● **WHAT TO WORK ON**: Identify every line containing the word "value" and reproduce each one.

━━━━━━━━━━━━━━━━━━━━━━━━━━━━━━

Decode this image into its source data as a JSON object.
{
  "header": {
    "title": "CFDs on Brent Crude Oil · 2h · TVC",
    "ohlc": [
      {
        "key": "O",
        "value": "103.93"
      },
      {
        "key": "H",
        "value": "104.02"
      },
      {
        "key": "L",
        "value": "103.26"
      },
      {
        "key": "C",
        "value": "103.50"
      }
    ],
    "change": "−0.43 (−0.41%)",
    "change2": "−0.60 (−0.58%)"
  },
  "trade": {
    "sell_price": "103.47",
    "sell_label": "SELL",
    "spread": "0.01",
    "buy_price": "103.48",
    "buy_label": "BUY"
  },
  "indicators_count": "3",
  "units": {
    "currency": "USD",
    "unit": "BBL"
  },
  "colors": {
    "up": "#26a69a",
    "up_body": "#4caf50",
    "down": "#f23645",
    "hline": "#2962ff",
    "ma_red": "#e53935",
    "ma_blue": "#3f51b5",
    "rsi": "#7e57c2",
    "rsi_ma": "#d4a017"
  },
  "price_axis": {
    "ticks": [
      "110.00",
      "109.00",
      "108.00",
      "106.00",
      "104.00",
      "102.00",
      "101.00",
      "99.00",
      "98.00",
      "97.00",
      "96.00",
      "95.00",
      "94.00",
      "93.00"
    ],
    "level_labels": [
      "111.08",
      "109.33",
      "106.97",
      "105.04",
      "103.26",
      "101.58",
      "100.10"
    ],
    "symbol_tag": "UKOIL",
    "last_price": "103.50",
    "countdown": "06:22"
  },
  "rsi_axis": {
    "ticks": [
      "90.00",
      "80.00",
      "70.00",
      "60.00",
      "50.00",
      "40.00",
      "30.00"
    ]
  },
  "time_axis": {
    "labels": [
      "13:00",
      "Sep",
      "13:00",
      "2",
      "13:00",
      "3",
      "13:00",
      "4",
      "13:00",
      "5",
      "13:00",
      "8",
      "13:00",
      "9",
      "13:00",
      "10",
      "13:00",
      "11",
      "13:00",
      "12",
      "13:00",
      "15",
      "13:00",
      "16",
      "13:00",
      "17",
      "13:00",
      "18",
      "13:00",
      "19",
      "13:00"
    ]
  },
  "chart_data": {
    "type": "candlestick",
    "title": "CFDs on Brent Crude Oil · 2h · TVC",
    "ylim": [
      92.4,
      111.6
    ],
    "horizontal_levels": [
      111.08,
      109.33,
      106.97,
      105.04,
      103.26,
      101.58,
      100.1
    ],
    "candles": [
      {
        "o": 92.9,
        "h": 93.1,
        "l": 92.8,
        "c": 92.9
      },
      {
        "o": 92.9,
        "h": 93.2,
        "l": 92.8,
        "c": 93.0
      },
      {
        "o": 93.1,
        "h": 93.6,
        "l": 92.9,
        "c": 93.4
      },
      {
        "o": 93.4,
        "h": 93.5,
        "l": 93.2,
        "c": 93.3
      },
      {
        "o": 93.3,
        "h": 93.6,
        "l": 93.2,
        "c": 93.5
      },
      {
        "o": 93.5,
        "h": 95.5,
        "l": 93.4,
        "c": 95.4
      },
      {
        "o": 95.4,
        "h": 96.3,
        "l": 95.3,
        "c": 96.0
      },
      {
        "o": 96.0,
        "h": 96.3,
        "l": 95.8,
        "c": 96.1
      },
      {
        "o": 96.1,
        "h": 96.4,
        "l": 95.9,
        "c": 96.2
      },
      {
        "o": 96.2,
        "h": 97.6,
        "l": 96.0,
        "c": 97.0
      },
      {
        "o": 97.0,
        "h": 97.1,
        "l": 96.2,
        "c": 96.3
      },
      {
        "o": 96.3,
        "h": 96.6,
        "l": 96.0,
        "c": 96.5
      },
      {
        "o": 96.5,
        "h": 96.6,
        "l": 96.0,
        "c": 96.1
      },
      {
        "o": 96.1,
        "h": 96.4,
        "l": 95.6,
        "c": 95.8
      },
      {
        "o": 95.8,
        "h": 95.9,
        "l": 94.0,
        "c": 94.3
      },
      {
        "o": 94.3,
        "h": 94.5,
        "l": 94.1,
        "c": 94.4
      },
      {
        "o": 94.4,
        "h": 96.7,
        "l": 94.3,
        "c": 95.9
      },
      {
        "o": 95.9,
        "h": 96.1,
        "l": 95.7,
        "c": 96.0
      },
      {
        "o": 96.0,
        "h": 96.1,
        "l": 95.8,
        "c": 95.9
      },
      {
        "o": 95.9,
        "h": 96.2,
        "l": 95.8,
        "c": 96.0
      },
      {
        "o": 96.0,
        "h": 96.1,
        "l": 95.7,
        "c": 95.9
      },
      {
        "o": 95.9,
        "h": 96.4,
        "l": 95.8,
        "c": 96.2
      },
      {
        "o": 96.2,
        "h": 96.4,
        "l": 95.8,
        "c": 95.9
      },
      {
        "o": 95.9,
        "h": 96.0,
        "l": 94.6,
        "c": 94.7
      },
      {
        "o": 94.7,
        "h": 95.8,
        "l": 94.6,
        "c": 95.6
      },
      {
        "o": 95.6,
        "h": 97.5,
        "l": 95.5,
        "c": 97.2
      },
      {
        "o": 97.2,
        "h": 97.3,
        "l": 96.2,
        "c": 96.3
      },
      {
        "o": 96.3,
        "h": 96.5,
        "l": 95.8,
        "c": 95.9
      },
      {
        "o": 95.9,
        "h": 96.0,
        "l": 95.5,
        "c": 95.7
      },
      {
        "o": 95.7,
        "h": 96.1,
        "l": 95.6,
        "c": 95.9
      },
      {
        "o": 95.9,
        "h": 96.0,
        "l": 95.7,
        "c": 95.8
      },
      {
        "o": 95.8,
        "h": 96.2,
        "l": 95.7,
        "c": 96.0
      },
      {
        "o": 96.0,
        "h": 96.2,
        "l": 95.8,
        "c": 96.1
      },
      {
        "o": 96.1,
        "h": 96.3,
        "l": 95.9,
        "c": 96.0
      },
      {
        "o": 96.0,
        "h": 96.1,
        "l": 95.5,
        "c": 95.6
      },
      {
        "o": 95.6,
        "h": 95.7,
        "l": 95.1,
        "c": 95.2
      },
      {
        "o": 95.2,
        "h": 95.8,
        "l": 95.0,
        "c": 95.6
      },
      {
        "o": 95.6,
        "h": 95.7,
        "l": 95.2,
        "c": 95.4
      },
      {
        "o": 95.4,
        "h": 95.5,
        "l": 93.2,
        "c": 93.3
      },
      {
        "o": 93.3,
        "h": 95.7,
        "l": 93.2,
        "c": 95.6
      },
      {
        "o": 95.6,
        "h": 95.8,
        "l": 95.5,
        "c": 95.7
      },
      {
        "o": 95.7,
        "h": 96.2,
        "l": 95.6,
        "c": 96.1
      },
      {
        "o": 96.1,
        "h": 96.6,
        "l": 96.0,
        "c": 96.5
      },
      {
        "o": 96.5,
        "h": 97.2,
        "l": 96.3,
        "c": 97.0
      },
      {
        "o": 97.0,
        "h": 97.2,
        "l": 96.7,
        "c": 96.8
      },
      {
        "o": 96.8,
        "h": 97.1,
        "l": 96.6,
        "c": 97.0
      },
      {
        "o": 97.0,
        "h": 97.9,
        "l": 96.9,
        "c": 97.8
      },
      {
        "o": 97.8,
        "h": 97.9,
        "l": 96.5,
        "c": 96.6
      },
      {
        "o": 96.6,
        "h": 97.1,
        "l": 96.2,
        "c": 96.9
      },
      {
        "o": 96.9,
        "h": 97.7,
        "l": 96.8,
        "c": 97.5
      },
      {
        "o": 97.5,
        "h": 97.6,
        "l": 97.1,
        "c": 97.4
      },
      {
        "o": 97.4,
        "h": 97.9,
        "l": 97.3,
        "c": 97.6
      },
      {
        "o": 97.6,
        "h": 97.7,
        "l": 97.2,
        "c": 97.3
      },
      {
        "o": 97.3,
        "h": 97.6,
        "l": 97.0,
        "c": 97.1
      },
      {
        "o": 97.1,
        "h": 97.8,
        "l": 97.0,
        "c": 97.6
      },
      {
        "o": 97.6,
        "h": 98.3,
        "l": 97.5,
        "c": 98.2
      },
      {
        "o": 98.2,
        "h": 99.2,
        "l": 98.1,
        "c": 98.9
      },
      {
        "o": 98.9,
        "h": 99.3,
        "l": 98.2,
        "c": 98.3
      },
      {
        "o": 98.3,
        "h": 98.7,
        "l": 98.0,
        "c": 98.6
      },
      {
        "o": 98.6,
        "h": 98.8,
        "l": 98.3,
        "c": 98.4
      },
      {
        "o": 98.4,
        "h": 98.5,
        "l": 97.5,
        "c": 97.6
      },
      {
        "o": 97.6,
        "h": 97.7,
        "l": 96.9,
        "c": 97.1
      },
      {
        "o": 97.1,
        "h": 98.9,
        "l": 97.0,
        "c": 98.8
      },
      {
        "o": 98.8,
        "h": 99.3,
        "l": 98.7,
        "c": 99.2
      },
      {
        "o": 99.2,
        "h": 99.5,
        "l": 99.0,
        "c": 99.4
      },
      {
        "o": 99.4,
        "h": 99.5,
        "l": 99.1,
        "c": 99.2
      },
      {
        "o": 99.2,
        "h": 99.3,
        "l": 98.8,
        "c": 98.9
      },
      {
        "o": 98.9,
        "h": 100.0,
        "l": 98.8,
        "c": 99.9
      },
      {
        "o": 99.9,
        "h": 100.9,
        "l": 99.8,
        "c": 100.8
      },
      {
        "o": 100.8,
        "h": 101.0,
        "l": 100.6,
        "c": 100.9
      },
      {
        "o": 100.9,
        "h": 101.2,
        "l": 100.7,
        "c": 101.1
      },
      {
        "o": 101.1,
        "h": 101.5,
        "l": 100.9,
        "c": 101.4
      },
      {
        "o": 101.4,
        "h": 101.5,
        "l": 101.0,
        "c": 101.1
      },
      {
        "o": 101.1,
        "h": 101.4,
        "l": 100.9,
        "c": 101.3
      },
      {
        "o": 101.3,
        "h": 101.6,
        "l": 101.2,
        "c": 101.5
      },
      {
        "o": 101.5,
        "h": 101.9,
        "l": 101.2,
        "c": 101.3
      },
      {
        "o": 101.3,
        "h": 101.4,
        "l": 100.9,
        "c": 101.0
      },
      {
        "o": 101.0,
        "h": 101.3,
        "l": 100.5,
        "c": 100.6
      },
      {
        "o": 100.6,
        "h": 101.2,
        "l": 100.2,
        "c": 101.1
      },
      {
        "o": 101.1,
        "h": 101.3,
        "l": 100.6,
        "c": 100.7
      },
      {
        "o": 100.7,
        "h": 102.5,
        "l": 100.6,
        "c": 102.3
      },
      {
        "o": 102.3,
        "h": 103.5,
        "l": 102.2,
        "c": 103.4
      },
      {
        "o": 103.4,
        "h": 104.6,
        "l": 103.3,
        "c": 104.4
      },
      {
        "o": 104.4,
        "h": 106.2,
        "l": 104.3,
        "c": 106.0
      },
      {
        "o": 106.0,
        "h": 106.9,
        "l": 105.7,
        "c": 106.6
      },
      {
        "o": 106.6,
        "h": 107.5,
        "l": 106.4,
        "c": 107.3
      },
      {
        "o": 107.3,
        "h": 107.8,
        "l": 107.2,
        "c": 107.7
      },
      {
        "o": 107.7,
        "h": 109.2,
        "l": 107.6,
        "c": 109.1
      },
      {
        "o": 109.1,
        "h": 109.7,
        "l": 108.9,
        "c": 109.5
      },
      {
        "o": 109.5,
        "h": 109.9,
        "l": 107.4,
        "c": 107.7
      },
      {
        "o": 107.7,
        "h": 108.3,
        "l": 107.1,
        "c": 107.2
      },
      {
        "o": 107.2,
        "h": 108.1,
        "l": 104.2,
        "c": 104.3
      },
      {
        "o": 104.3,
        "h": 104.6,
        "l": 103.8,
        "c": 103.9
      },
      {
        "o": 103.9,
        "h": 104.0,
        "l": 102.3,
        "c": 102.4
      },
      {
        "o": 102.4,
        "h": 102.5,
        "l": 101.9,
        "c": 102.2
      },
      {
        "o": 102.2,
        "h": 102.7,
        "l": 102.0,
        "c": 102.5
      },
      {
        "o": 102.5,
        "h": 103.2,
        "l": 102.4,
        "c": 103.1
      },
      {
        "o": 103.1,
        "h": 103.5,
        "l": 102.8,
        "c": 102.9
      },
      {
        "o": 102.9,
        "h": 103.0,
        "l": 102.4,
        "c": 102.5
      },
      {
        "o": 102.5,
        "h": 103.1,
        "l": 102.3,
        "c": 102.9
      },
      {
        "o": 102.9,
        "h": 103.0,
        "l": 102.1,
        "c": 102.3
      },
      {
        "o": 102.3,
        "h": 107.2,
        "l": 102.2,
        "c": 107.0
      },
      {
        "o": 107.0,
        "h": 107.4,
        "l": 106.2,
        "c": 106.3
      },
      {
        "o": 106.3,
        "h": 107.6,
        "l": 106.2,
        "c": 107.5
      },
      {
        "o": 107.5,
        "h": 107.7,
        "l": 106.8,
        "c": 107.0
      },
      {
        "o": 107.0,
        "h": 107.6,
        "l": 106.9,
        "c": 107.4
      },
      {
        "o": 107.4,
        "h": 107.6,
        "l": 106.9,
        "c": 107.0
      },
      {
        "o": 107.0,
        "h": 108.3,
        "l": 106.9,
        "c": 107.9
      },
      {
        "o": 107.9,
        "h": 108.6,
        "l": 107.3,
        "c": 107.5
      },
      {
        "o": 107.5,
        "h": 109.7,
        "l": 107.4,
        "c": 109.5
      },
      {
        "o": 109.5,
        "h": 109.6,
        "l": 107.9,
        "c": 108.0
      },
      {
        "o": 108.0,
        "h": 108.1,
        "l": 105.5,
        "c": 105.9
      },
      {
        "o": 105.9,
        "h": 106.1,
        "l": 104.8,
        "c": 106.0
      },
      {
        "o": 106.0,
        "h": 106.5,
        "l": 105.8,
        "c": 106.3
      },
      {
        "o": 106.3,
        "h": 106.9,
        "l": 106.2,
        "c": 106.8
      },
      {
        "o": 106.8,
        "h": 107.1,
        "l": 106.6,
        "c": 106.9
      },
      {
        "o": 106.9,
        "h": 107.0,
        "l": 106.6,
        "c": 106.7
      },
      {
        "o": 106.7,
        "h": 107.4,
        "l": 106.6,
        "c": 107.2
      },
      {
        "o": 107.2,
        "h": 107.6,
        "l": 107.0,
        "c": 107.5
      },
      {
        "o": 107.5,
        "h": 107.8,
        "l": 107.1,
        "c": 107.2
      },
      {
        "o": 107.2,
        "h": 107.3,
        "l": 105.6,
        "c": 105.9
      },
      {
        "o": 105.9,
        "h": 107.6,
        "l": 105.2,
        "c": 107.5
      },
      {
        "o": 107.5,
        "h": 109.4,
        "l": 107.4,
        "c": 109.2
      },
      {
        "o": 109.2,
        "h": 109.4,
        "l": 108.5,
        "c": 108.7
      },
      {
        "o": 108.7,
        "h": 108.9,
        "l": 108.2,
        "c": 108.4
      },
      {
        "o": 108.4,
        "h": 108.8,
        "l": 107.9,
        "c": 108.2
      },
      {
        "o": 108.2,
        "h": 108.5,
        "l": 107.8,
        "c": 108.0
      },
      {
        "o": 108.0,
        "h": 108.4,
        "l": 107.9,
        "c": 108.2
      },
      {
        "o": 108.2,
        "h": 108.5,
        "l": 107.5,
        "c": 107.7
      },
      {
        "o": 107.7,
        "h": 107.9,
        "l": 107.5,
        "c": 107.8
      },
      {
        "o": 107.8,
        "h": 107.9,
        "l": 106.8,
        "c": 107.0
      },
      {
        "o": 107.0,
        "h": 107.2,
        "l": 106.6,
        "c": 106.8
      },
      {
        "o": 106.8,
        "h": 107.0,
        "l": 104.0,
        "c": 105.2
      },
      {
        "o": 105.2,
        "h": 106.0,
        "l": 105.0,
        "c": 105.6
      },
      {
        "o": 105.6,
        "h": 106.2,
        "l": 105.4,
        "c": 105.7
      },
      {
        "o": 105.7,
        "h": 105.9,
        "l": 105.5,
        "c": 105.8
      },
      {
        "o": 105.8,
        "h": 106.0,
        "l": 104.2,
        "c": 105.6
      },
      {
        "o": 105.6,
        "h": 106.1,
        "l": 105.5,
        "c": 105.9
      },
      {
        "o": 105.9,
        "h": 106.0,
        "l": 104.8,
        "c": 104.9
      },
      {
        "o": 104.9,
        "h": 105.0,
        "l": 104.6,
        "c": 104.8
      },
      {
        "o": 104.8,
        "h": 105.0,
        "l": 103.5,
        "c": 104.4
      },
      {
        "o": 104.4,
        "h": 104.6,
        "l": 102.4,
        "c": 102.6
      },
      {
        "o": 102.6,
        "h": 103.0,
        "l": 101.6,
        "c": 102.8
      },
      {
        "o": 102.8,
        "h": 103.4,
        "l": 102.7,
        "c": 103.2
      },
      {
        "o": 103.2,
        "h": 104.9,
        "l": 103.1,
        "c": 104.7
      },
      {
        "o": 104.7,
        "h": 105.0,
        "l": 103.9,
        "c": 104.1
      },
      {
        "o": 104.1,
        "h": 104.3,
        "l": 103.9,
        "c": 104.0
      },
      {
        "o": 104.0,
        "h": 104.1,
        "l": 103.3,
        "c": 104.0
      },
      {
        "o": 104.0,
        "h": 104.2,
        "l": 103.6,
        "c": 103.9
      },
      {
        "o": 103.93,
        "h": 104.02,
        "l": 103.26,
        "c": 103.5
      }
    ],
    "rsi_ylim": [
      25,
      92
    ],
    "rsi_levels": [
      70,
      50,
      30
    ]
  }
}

━━━━━━━━━━━━━━━━━━━━━━━━━━━━━━

● **FULL RESPONSE**:
        "value": "103.93"
        "value": "104.02"
        "value": "103.26"
        "value": "103.50"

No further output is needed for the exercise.